[Start]
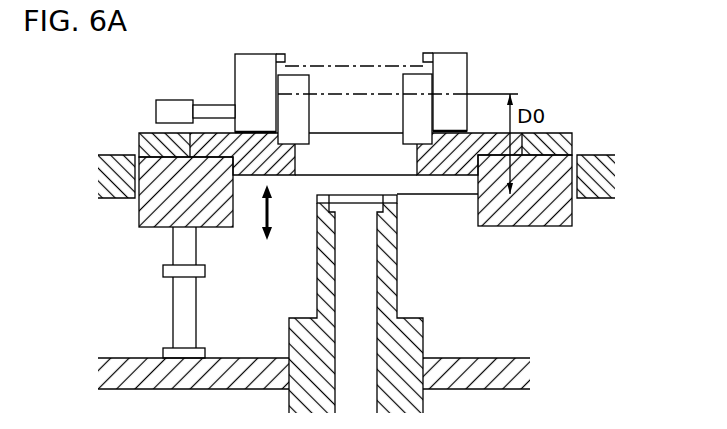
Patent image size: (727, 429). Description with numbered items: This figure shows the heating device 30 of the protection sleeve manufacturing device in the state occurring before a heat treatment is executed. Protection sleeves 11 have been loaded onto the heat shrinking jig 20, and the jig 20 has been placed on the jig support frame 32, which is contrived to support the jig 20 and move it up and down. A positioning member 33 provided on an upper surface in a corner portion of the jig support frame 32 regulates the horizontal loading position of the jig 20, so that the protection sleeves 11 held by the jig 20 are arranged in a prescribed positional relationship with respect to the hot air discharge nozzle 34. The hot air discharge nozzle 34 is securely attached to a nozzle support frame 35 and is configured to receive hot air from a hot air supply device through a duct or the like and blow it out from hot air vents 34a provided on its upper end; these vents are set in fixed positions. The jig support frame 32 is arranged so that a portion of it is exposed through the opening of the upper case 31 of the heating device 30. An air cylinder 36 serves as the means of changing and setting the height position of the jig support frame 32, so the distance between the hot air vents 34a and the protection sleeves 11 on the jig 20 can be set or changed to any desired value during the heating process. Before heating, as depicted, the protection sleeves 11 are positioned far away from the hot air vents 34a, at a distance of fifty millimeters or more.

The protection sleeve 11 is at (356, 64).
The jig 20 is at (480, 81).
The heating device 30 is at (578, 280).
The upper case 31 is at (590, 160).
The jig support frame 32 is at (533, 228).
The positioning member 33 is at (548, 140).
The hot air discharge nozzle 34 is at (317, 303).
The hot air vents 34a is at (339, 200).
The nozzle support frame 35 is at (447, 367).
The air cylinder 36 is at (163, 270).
[End]
[Start]
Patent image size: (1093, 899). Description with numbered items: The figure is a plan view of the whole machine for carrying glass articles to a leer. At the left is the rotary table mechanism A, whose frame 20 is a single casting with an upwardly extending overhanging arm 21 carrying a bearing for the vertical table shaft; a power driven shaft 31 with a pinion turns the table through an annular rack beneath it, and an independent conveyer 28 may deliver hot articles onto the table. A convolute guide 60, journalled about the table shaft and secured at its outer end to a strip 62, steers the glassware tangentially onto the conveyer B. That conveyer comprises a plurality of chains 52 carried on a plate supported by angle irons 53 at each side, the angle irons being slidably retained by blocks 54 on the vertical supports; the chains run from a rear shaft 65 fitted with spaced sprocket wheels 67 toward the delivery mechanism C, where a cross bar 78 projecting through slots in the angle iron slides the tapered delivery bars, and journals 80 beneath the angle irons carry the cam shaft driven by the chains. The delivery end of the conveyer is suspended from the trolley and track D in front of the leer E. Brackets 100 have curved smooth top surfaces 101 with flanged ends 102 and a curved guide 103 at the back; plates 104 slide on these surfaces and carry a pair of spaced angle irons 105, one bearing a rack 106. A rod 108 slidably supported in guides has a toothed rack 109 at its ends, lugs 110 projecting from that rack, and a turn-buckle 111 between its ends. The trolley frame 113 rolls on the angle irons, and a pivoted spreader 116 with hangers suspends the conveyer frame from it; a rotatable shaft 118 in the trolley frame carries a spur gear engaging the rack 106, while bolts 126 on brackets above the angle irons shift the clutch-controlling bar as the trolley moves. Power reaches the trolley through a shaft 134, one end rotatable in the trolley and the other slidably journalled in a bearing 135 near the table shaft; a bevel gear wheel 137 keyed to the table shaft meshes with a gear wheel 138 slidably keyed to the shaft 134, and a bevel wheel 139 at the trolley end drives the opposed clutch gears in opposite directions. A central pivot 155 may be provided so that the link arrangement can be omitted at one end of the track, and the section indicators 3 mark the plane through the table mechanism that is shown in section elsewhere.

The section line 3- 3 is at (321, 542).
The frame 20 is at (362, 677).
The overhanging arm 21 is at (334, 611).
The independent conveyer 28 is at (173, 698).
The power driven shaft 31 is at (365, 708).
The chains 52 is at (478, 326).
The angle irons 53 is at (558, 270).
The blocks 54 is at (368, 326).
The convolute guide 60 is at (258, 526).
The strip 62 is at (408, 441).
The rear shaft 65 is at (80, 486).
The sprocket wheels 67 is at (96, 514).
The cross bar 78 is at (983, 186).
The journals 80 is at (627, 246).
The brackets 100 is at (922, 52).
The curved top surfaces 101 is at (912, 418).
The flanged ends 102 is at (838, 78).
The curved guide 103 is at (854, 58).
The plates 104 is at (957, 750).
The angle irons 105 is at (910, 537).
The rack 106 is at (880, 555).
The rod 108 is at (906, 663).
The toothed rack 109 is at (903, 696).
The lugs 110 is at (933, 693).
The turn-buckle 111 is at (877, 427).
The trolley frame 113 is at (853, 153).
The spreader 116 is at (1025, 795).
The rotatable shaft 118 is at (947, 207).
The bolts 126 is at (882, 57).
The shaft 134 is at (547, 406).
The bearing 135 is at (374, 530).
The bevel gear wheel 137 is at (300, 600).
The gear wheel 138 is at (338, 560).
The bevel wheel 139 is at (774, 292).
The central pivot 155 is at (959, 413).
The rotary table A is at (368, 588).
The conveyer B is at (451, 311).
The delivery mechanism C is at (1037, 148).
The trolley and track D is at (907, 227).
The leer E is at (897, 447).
[End]
## Aim
Copy out the lines of the first entry verbatim, beginning at the line with "Patent image size: (727, 429)." and continuing through the line with "The heating device 30 is at (578, 280).".

## Completed task
Patent image size: (727, 429). Description with numbered items: This figure shows the heating device 30 of the protection sleeve manufacturing device in the state occurring before a heat treatment is executed. Protection sleeves 11 have been loaded onto the heat shrinking jig 20, and the jig 20 has been placed on the jig support frame 32, which is contrived to support the jig 20 and move it up and down. A positioning member 33 provided on an upper surface in a corner portion of the jig support frame 32 regulates the horizontal loading position of the jig 20, so that the protection sleeves 11 held by the jig 20 are arranged in a prescribed positional relationship with respect to the hot air discharge nozzle 34. The hot air discharge nozzle 34 is securely attached to a nozzle support frame 35 and is configured to receive hot air from a hot air supply device through a duct or the like and blow it out from hot air vents 34a provided on its upper end; these vents are set in fixed positions. The jig support frame 32 is arranged so that a portion of it is exposed through the opening of the upper case 31 of the heating device 30. An air cylinder 36 serves as the means of changing and setting the height position of the jig support frame 32, so the distance between the hot air vents 34a and the protection sleeves 11 on the jig 20 can be set or changed to any desired value during the heating process. Before heating, as depicted, the protection sleeves 11 are positioned far away from the hot air vents 34a, at a distance of fifty millimeters or more.

The protection sleeve 11 is at (356, 64).
The jig 20 is at (480, 81).
The heating device 30 is at (578, 280).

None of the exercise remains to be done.